Work instructions: Extract the data exactly, missing nothing.

Supplied data:

────────────────────────────────────────

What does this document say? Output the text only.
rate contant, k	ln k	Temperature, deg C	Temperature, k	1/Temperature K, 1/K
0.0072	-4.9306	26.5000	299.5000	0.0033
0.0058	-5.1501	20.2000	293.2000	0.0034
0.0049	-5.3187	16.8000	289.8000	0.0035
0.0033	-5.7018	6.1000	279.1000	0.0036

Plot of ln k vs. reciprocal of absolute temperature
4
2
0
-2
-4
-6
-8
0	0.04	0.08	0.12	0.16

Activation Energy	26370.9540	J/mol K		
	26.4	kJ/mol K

────────────────────────────────────────

Written answer:
What does this document say? Output the text only.
rate contant, k	ln k	Temperature, deg C	Temperature, k	1/Temperature K, 1/K
0.0072	-4.9306	26.5000	299.5000	0.0033
0.0058	-5.1501	20.2000	293.2000	0.0034
0.0049	-5.3187	16.8000	289.8000	0.0035
0.0033	-5.7018	6.1000	279.1000	0.0036

Plot of ln k vs. reciprocal of absolute temperature
4
2
0
-2
-4
-6
-8
0	0.04	0.08	0.12	0.16

Activation Energy	26370.9540	J/mol K		
	26.4	kJ/mol K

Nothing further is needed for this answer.